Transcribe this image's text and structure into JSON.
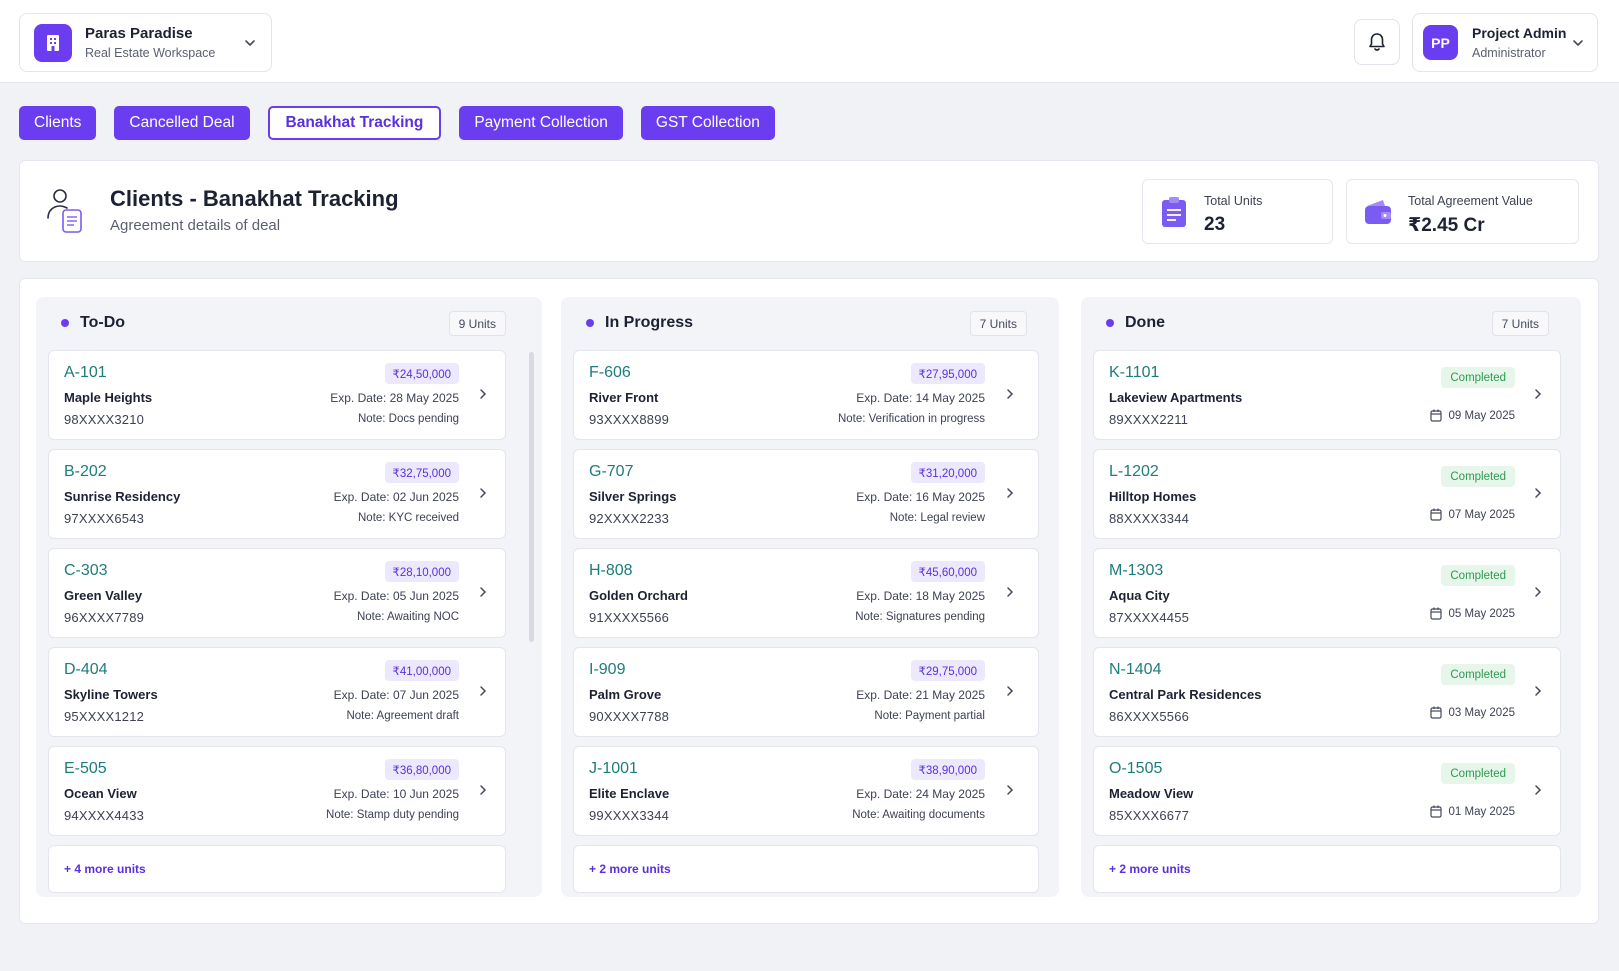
{
  "workspace": {
    "title": "Paras Paradise",
    "subtitle": "Real Estate Workspace"
  },
  "user": {
    "initials": "PP",
    "name": "Project Admin",
    "role": "Administrator"
  },
  "tabs": [
    "Clients",
    "Cancelled Deal",
    "Banakhat Tracking",
    "Payment Collection",
    "GST Collection"
  ],
  "active_tab": "Banakhat Tracking",
  "page": {
    "title": "Clients - Banakhat Tracking",
    "subtitle": "Agreement details of deal"
  },
  "stats": [
    {
      "label": "Total Units",
      "value": "23"
    },
    {
      "label": "Total Agreement Value",
      "value": "₹2.45 Cr"
    }
  ],
  "colors": {
    "accent": "#6a3df0",
    "unit_text": "#1d7d7a",
    "completed": "#2e9a4f"
  },
  "columns": [
    {
      "title": "To-Do",
      "units": "9 Units",
      "more": "+ 4 more units",
      "cards": [
        {
          "unit": "A-101",
          "project": "Maple Heights",
          "phone": "98XXXX3210",
          "amount": "₹24,50,000",
          "exp": "Exp. Date: 28 May 2025",
          "note": "Note: Docs pending"
        },
        {
          "unit": "B-202",
          "project": "Sunrise Residency",
          "phone": "97XXXX6543",
          "amount": "₹32,75,000",
          "exp": "Exp. Date: 02 Jun 2025",
          "note": "Note: KYC received"
        },
        {
          "unit": "C-303",
          "project": "Green Valley",
          "phone": "96XXXX7789",
          "amount": "₹28,10,000",
          "exp": "Exp. Date: 05 Jun 2025",
          "note": "Note: Awaiting NOC"
        },
        {
          "unit": "D-404",
          "project": "Skyline Towers",
          "phone": "95XXXX1212",
          "amount": "₹41,00,000",
          "exp": "Exp. Date: 07 Jun 2025",
          "note": "Note: Agreement draft"
        },
        {
          "unit": "E-505",
          "project": "Ocean View",
          "phone": "94XXXX4433",
          "amount": "₹36,80,000",
          "exp": "Exp. Date: 10 Jun 2025",
          "note": "Note: Stamp duty pending"
        }
      ]
    },
    {
      "title": "In Progress",
      "units": "7 Units",
      "more": "+ 2 more units",
      "cards": [
        {
          "unit": "F-606",
          "project": "River Front",
          "phone": "93XXXX8899",
          "amount": "₹27,95,000",
          "exp": "Exp. Date: 14 May 2025",
          "note": "Note: Verification in progress"
        },
        {
          "unit": "G-707",
          "project": "Silver Springs",
          "phone": "92XXXX2233",
          "amount": "₹31,20,000",
          "exp": "Exp. Date: 16 May 2025",
          "note": "Note: Legal review"
        },
        {
          "unit": "H-808",
          "project": "Golden Orchard",
          "phone": "91XXXX5566",
          "amount": "₹45,60,000",
          "exp": "Exp. Date: 18 May 2025",
          "note": "Note: Signatures pending"
        },
        {
          "unit": "I-909",
          "project": "Palm Grove",
          "phone": "90XXXX7788",
          "amount": "₹29,75,000",
          "exp": "Exp. Date: 21 May 2025",
          "note": "Note: Payment partial"
        },
        {
          "unit": "J-1001",
          "project": "Elite Enclave",
          "phone": "99XXXX3344",
          "amount": "₹38,90,000",
          "exp": "Exp. Date: 24 May 2025",
          "note": "Note: Awaiting documents"
        }
      ]
    },
    {
      "title": "Done",
      "units": "7 Units",
      "more": "+ 2 more units",
      "cards": [
        {
          "unit": "K-1101",
          "project": "Lakeview Apartments",
          "phone": "89XXXX2211",
          "status": "Completed",
          "date": "09 May 2025"
        },
        {
          "unit": "L-1202",
          "project": "Hilltop Homes",
          "phone": "88XXXX3344",
          "status": "Completed",
          "date": "07 May 2025"
        },
        {
          "unit": "M-1303",
          "project": "Aqua City",
          "phone": "87XXXX4455",
          "status": "Completed",
          "date": "05 May 2025"
        },
        {
          "unit": "N-1404",
          "project": "Central Park Residences",
          "phone": "86XXXX5566",
          "status": "Completed",
          "date": "03 May 2025"
        },
        {
          "unit": "O-1505",
          "project": "Meadow View",
          "phone": "85XXXX6677",
          "status": "Completed",
          "date": "01 May 2025"
        }
      ]
    }
  ]
}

## [Required task]
Each line above is to be copied verbatim. Drop any image from the copy.

## [Full output]
Transcribe this image's text and structure into JSON.
{
  "workspace": {
    "title": "Paras Paradise",
    "subtitle": "Real Estate Workspace"
  },
  "user": {
    "initials": "PP",
    "name": "Project Admin",
    "role": "Administrator"
  },
  "tabs": [
    "Clients",
    "Cancelled Deal",
    "Banakhat Tracking",
    "Payment Collection",
    "GST Collection"
  ],
  "active_tab": "Banakhat Tracking",
  "page": {
    "title": "Clients - Banakhat Tracking",
    "subtitle": "Agreement details of deal"
  },
  "stats": [
    {
      "label": "Total Units",
      "value": "23"
    },
    {
      "label": "Total Agreement Value",
      "value": "₹2.45 Cr"
    }
  ],
  "colors": {
    "accent": "#6a3df0",
    "unit_text": "#1d7d7a",
    "completed": "#2e9a4f"
  },
  "columns": [
    {
      "title": "To-Do",
      "units": "9 Units",
      "more": "+ 4 more units",
      "cards": [
        {
          "unit": "A-101",
          "project": "Maple Heights",
          "phone": "98XXXX3210",
          "amount": "₹24,50,000",
          "exp": "Exp. Date: 28 May 2025",
          "note": "Note: Docs pending"
        },
        {
          "unit": "B-202",
          "project": "Sunrise Residency",
          "phone": "97XXXX6543",
          "amount": "₹32,75,000",
          "exp": "Exp. Date: 02 Jun 2025",
          "note": "Note: KYC received"
        },
        {
          "unit": "C-303",
          "project": "Green Valley",
          "phone": "96XXXX7789",
          "amount": "₹28,10,000",
          "exp": "Exp. Date: 05 Jun 2025",
          "note": "Note: Awaiting NOC"
        },
        {
          "unit": "D-404",
          "project": "Skyline Towers",
          "phone": "95XXXX1212",
          "amount": "₹41,00,000",
          "exp": "Exp. Date: 07 Jun 2025",
          "note": "Note: Agreement draft"
        },
        {
          "unit": "E-505",
          "project": "Ocean View",
          "phone": "94XXXX4433",
          "amount": "₹36,80,000",
          "exp": "Exp. Date: 10 Jun 2025",
          "note": "Note: Stamp duty pending"
        }
      ]
    },
    {
      "title": "In Progress",
      "units": "7 Units",
      "more": "+ 2 more units",
      "cards": [
        {
          "unit": "F-606",
          "project": "River Front",
          "phone": "93XXXX8899",
          "amount": "₹27,95,000",
          "exp": "Exp. Date: 14 May 2025",
          "note": "Note: Verification in progress"
        },
        {
          "unit": "G-707",
          "project": "Silver Springs",
          "phone": "92XXXX2233",
          "amount": "₹31,20,000",
          "exp": "Exp. Date: 16 May 2025",
          "note": "Note: Legal review"
        },
        {
          "unit": "H-808",
          "project": "Golden Orchard",
          "phone": "91XXXX5566",
          "amount": "₹45,60,000",
          "exp": "Exp. Date: 18 May 2025",
          "note": "Note: Signatures pending"
        },
        {
          "unit": "I-909",
          "project": "Palm Grove",
          "phone": "90XXXX7788",
          "amount": "₹29,75,000",
          "exp": "Exp. Date: 21 May 2025",
          "note": "Note: Payment partial"
        },
        {
          "unit": "J-1001",
          "project": "Elite Enclave",
          "phone": "99XXXX3344",
          "amount": "₹38,90,000",
          "exp": "Exp. Date: 24 May 2025",
          "note": "Note: Awaiting documents"
        }
      ]
    },
    {
      "title": "Done",
      "units": "7 Units",
      "more": "+ 2 more units",
      "cards": [
        {
          "unit": "K-1101",
          "project": "Lakeview Apartments",
          "phone": "89XXXX2211",
          "status": "Completed",
          "date": "09 May 2025"
        },
        {
          "unit": "L-1202",
          "project": "Hilltop Homes",
          "phone": "88XXXX3344",
          "status": "Completed",
          "date": "07 May 2025"
        },
        {
          "unit": "M-1303",
          "project": "Aqua City",
          "phone": "87XXXX4455",
          "status": "Completed",
          "date": "05 May 2025"
        },
        {
          "unit": "N-1404",
          "project": "Central Park Residences",
          "phone": "86XXXX5566",
          "status": "Completed",
          "date": "03 May 2025"
        },
        {
          "unit": "O-1505",
          "project": "Meadow View",
          "phone": "85XXXX6677",
          "status": "Completed",
          "date": "01 May 2025"
        }
      ]
    }
  ]
}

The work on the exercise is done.